**To do**. Read through the data and count the lines that contain the string "content"; give only the result.

**** Supplied data ****

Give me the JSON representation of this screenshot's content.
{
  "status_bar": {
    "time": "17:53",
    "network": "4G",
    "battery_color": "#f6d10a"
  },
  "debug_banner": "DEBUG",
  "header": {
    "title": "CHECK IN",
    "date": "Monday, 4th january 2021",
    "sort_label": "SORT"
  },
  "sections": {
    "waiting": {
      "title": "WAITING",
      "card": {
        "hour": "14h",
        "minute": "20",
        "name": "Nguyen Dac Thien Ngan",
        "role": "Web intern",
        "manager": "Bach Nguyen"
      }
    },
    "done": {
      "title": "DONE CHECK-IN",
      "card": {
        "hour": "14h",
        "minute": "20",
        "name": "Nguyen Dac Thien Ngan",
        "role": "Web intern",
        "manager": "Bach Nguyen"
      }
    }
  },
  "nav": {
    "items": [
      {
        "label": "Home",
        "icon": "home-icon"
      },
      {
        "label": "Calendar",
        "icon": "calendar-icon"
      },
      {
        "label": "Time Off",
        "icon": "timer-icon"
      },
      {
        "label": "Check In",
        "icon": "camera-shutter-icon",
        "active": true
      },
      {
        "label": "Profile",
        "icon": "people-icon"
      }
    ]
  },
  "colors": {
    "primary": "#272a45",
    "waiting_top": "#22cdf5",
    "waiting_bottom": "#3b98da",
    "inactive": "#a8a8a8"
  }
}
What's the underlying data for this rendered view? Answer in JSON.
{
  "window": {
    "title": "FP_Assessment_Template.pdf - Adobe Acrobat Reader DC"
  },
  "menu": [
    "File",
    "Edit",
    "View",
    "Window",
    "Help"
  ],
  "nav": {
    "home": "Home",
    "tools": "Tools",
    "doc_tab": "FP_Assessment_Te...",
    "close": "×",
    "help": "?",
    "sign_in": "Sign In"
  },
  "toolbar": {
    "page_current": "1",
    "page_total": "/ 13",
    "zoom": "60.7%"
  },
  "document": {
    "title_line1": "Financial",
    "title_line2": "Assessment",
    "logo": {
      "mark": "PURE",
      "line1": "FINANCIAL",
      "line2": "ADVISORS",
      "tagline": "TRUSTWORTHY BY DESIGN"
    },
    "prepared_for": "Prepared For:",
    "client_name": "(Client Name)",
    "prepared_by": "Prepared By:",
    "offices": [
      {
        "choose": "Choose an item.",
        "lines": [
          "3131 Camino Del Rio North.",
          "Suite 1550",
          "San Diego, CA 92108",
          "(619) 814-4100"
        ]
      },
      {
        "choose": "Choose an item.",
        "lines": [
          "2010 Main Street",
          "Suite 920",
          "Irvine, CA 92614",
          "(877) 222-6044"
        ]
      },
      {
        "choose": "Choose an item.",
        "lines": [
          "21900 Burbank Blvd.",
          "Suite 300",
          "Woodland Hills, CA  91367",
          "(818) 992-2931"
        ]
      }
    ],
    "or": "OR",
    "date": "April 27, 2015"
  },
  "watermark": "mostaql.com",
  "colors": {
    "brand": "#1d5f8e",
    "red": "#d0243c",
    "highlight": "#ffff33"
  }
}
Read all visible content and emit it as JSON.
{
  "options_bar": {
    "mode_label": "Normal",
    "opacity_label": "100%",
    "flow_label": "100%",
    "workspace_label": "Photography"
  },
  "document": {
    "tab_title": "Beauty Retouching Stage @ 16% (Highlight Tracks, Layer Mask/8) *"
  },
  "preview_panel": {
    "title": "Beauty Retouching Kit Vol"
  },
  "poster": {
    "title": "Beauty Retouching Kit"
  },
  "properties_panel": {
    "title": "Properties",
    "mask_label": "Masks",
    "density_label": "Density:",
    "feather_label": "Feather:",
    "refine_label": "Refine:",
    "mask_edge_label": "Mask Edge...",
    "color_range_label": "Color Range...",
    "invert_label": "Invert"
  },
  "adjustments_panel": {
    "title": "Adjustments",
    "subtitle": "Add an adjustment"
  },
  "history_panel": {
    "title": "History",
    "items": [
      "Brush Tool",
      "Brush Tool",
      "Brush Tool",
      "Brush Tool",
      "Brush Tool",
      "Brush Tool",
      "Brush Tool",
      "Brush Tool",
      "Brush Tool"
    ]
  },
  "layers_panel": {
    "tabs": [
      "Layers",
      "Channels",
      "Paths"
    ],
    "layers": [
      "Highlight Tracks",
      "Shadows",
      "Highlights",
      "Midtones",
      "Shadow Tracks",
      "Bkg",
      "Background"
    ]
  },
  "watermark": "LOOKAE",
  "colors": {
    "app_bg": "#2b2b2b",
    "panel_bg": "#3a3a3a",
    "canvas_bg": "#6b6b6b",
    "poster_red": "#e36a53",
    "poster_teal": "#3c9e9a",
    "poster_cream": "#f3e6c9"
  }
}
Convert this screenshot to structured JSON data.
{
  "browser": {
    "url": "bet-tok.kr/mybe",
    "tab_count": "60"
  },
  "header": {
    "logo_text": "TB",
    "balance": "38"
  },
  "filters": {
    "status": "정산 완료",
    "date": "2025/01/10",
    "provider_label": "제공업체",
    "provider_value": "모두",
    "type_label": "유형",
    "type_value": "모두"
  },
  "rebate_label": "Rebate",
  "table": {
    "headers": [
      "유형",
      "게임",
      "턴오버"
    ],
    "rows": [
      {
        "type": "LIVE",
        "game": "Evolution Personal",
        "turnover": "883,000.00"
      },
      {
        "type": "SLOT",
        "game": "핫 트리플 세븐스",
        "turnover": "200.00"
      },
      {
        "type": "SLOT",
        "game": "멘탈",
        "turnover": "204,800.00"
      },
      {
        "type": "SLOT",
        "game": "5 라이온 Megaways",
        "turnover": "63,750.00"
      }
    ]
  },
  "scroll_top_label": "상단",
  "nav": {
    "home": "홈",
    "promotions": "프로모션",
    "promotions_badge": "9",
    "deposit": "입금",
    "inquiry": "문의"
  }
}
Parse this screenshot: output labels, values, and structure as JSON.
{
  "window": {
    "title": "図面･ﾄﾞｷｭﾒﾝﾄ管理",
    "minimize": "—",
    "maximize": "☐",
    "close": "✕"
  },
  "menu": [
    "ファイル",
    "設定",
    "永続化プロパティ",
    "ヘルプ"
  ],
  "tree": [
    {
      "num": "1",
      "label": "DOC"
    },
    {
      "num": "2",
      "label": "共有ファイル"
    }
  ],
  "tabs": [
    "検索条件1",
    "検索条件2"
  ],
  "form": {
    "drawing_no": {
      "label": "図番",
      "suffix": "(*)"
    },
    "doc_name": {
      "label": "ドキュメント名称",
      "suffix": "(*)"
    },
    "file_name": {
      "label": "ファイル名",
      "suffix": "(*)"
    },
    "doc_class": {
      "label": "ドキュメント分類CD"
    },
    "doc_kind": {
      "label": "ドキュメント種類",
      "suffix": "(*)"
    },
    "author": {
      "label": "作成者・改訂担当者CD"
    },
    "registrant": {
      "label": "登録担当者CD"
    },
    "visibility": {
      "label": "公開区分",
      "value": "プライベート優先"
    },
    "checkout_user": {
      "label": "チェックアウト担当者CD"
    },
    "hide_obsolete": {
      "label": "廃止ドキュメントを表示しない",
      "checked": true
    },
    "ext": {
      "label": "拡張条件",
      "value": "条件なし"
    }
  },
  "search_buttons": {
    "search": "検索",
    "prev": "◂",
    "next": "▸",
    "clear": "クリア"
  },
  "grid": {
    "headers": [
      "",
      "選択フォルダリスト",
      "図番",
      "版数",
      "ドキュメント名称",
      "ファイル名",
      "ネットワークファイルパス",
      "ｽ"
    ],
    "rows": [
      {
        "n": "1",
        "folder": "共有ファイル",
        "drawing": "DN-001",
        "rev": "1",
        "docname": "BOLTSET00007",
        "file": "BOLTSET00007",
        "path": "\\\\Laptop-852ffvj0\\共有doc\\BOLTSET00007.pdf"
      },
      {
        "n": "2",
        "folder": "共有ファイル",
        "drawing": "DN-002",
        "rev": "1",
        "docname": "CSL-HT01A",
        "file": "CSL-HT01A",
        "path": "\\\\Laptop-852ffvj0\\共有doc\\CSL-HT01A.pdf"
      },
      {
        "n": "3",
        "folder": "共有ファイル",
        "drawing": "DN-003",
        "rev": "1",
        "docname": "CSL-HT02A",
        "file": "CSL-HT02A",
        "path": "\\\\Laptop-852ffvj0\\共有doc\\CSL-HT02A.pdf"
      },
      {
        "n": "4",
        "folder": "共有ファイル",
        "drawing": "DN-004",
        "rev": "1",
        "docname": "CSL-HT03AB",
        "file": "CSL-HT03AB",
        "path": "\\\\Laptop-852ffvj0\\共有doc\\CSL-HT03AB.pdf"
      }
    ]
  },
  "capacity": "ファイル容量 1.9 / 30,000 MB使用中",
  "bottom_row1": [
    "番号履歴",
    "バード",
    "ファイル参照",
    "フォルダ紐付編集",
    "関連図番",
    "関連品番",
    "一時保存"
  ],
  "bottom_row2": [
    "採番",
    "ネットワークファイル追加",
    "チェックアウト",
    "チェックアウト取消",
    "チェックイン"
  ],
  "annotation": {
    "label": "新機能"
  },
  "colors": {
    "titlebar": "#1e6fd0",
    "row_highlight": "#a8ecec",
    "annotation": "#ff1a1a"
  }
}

****

**Output of the task**. 2